## EXERCISE TASK
Restate the full listing word for word and leave the pictures out.

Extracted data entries
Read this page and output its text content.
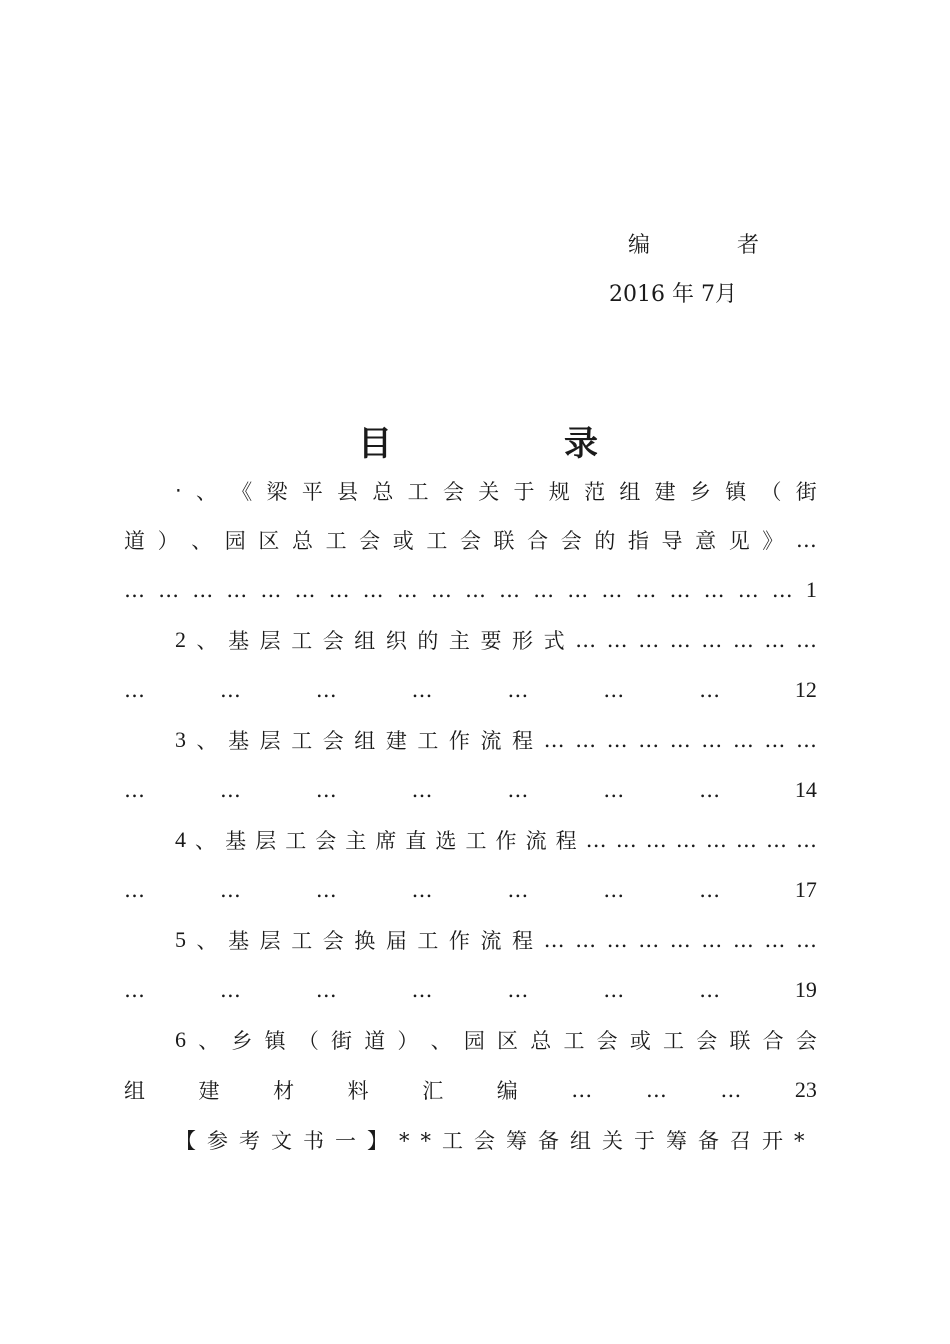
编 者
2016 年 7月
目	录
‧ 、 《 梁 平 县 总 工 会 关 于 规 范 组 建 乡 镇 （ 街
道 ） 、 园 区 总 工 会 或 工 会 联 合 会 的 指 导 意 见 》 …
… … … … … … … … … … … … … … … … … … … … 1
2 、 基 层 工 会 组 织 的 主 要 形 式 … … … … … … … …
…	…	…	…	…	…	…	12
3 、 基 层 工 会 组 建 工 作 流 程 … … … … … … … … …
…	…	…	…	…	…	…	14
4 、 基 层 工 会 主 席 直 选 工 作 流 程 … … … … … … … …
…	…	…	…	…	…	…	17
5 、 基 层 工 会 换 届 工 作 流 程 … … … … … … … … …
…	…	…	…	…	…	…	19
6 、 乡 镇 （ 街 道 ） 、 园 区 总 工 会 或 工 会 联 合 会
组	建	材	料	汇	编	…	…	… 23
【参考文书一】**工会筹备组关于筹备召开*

## WORKED SOLUTION
Read this page and output its text content.
编 者
2016 年 7月
目	录
‧ 、 《 梁 平 县 总 工 会 关 于 规 范 组 建 乡 镇 （ 街
道 ） 、 园 区 总 工 会 或 工 会 联 合 会 的 指 导 意 见 》 …
… … … … … … … … … … … … … … … … … … … … 1
2 、 基 层 工 会 组 织 的 主 要 形 式 … … … … … … … …
…	…	…	…	…	…	…	12
3 、 基 层 工 会 组 建 工 作 流 程 … … … … … … … … …
…	…	…	…	…	…	…	14
4 、 基 层 工 会 主 席 直 选 工 作 流 程 … … … … … … … …
…	…	…	…	…	…	…	17
5 、 基 层 工 会 换 届 工 作 流 程 … … … … … … … … …
…	…	…	…	…	…	…	19
6 、 乡 镇 （ 街 道 ） 、 园 区 总 工 会 或 工 会 联 合 会
组	建	材	料	汇	编	…	…	… 23
【参考文书一】**工会筹备组关于筹备召开*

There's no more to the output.